**REQUIRED TASK**
Return the material word for word. Do not include pictures.

**THE DATA**
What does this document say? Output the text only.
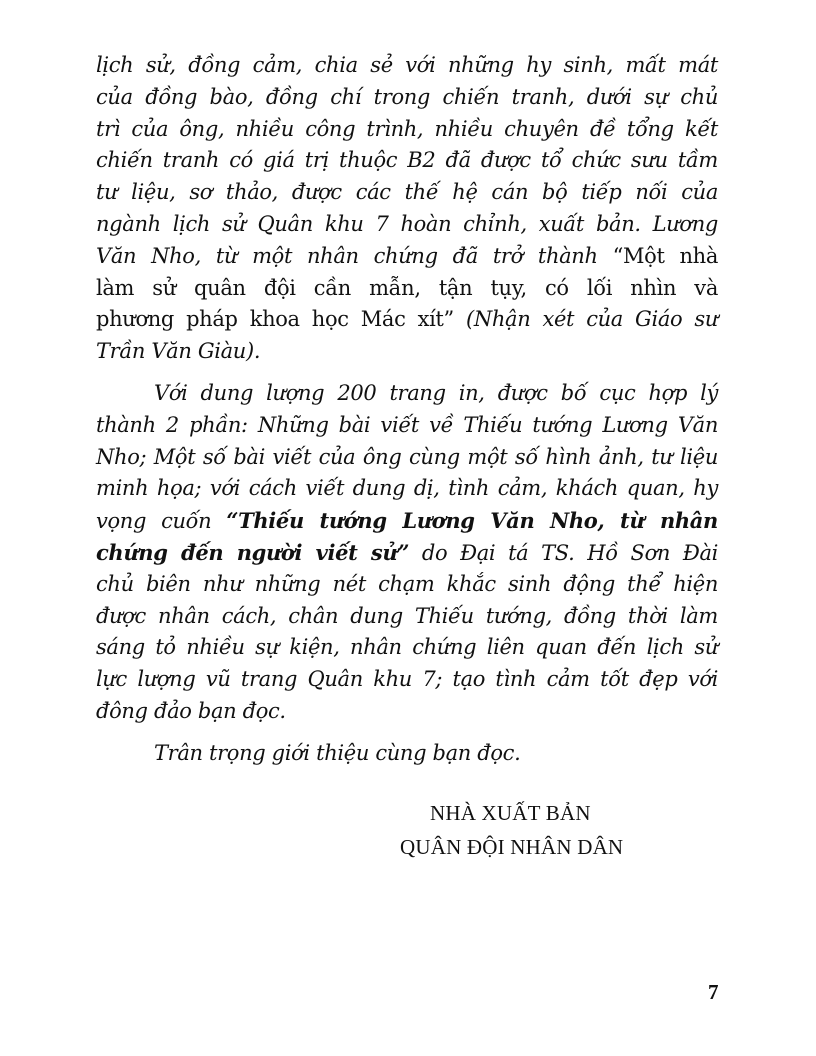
lịch sử, đồng cảm, chia sẻ với những hy sinh, mất mát
của đồng bào, đồng chí trong chiến tranh, dưới sự chủ
trì của ông, nhiều công trình, nhiều chuyên đề tổng kết
chiến tranh có giá trị thuộc B2 đã được tổ chức sưu tầm
tư liệu, sơ thảo, được các thế hệ cán bộ tiếp nối của
ngành lịch sử Quân khu 7 hoàn chỉnh, xuất bản. Lương
Văn Nho, từ một nhân chứng đã trở thành “Một nhà
làm sử quân đội cần mẫn, tận tụy, có lối nhìn và
phương pháp khoa học Mác xít” (Nhận xét của Giáo sư
Trần Văn Giàu).
Với dung lượng 200 trang in, được bố cục hợp lý
thành 2 phần: Những bài viết về Thiếu tướng Lương Văn
Nho; Một số bài viết của ông cùng một số hình ảnh, tư liệu
minh họa; với cách viết dung dị, tình cảm, khách quan, hy
vọng cuốn “Thiếu tướng Lương Văn Nho, từ nhân
chứng đến người viết sử” do Đại tá TS. Hồ Sơn Đài
chủ biên như những nét chạm khắc sinh động thể hiện
được nhân cách, chân dung Thiếu tướng, đồng thời làm
sáng tỏ nhiều sự kiện, nhân chứng liên quan đến lịch sử
lực lượng vũ trang Quân khu 7; tạo tình cảm tốt đẹp với
đông đảo bạn đọc.
Trân trọng giới thiệu cùng bạn đọc.
NHÀ XUẤT BẢN
QUÂN ĐỘI NHÂN DÂN
7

**WRITTEN RESPONSE**
What does this document say? Output the text only.
lịch sử, đồng cảm, chia sẻ với những hy sinh, mất mát
của đồng bào, đồng chí trong chiến tranh, dưới sự chủ
trì của ông, nhiều công trình, nhiều chuyên đề tổng kết
chiến tranh có giá trị thuộc B2 đã được tổ chức sưu tầm
tư liệu, sơ thảo, được các thế hệ cán bộ tiếp nối của
ngành lịch sử Quân khu 7 hoàn chỉnh, xuất bản. Lương
Văn Nho, từ một nhân chứng đã trở thành “Một nhà
làm sử quân đội cần mẫn, tận tụy, có lối nhìn và
phương pháp khoa học Mác xít” (Nhận xét của Giáo sư
Trần Văn Giàu).
Với dung lượng 200 trang in, được bố cục hợp lý
thành 2 phần: Những bài viết về Thiếu tướng Lương Văn
Nho; Một số bài viết của ông cùng một số hình ảnh, tư liệu
minh họa; với cách viết dung dị, tình cảm, khách quan, hy
vọng cuốn “Thiếu tướng Lương Văn Nho, từ nhân
chứng đến người viết sử” do Đại tá TS. Hồ Sơn Đài
chủ biên như những nét chạm khắc sinh động thể hiện
được nhân cách, chân dung Thiếu tướng, đồng thời làm
sáng tỏ nhiều sự kiện, nhân chứng liên quan đến lịch sử
lực lượng vũ trang Quân khu 7; tạo tình cảm tốt đẹp với
đông đảo bạn đọc.
Trân trọng giới thiệu cùng bạn đọc.
NHÀ XUẤT BẢN
QUÂN ĐỘI NHÂN DÂN
7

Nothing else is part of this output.